◆ Data entries:
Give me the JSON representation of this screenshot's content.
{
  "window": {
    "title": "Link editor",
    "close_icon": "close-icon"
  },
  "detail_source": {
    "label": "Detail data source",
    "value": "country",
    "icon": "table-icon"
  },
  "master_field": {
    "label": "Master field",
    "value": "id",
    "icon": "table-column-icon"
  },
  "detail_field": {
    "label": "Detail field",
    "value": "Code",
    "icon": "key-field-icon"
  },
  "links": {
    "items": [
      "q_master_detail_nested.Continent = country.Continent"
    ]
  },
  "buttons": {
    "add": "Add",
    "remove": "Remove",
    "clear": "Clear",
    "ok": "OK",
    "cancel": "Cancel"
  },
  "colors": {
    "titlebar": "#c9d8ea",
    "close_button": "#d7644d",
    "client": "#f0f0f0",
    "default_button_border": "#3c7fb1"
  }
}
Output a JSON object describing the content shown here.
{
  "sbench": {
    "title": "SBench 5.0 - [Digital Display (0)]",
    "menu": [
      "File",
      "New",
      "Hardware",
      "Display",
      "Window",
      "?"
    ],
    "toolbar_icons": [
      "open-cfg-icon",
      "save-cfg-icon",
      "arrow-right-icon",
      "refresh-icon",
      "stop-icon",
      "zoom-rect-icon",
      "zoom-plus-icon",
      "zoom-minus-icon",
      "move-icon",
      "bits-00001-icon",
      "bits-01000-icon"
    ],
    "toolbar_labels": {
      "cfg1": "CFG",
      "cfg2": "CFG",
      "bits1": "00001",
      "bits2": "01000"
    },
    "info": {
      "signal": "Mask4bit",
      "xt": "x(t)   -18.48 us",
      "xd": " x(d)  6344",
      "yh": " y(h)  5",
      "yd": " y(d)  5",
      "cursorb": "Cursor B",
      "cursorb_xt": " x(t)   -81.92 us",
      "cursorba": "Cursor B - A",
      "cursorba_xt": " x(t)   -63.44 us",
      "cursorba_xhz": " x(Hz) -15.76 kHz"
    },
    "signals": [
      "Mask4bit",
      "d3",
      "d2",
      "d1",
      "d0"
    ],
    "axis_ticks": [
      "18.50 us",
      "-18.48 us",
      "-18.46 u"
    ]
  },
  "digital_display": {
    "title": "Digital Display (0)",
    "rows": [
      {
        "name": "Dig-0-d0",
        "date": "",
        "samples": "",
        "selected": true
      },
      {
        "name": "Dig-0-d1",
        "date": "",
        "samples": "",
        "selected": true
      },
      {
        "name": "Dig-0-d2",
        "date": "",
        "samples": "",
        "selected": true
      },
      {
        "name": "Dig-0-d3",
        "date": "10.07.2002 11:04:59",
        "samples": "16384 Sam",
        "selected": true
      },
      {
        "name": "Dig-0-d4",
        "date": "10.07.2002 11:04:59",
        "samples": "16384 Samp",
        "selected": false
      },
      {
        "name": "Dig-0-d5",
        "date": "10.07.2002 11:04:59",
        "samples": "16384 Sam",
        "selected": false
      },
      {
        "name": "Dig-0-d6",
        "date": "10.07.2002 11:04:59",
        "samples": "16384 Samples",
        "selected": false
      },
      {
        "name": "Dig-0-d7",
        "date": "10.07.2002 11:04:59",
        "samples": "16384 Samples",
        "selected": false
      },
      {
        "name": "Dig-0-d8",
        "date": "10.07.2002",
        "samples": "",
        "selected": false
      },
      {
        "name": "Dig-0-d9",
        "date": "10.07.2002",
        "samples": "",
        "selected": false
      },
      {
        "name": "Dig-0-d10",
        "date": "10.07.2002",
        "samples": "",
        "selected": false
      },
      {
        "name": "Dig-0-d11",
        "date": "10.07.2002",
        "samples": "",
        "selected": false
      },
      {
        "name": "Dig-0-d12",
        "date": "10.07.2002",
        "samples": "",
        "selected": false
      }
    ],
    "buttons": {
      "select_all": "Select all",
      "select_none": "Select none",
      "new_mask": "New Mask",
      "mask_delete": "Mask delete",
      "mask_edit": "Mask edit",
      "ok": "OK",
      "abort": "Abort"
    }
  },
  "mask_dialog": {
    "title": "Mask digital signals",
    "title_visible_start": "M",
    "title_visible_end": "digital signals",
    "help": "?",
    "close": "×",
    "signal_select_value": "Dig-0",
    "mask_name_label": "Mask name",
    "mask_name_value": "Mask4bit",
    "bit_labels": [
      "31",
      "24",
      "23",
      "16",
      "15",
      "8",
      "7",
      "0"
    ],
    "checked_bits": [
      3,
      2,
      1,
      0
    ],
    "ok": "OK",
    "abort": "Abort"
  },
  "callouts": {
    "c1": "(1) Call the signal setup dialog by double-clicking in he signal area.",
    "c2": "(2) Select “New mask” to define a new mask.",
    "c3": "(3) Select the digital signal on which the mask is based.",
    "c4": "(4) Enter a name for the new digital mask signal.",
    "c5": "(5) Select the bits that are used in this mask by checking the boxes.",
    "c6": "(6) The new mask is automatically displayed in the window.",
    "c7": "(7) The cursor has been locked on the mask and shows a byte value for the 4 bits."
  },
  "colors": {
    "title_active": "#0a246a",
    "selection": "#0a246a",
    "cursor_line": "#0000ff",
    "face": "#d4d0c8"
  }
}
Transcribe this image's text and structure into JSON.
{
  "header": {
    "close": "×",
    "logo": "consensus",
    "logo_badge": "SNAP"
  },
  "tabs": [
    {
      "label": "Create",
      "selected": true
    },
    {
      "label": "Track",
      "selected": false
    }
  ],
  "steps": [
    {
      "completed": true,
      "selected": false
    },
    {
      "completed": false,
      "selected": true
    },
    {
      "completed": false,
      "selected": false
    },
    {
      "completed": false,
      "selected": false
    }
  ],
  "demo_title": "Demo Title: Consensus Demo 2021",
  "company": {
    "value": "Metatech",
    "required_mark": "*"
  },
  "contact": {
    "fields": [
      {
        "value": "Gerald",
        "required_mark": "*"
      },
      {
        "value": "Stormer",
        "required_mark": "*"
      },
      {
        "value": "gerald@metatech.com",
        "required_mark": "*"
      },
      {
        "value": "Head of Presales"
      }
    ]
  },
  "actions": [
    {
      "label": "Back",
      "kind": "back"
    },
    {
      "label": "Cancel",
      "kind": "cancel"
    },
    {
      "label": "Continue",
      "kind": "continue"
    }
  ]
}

◆ Your objective: Begin with the line containing "Transcribe this image's" and repeat each line exactly until the records above end.

◆ The answer:
Transcribe this image's text and structure into JSON.
{
  "header": {
    "close": "×",
    "logo": "consensus",
    "logo_badge": "SNAP"
  },
  "tabs": [
    {
      "label": "Create",
      "selected": true
    },
    {
      "label": "Track",
      "selected": false
    }
  ],
  "steps": [
    {
      "completed": true,
      "selected": false
    },
    {
      "completed": false,
      "selected": true
    },
    {
      "completed": false,
      "selected": false
    },
    {
      "completed": false,
      "selected": false
    }
  ],
  "demo_title": "Demo Title: Consensus Demo 2021",
  "company": {
    "value": "Metatech",
    "required_mark": "*"
  },
  "contact": {
    "fields": [
      {
        "value": "Gerald",
        "required_mark": "*"
      },
      {
        "value": "Stormer",
        "required_mark": "*"
      },
      {
        "value": "gerald@metatech.com",
        "required_mark": "*"
      },
      {
        "value": "Head of Presales"
      }
    ]
  },
  "actions": [
    {
      "label": "Back",
      "kind": "back"
    },
    {
      "label": "Cancel",
      "kind": "cancel"
    },
    {
      "label": "Continue",
      "kind": "continue"
    }
  ]
}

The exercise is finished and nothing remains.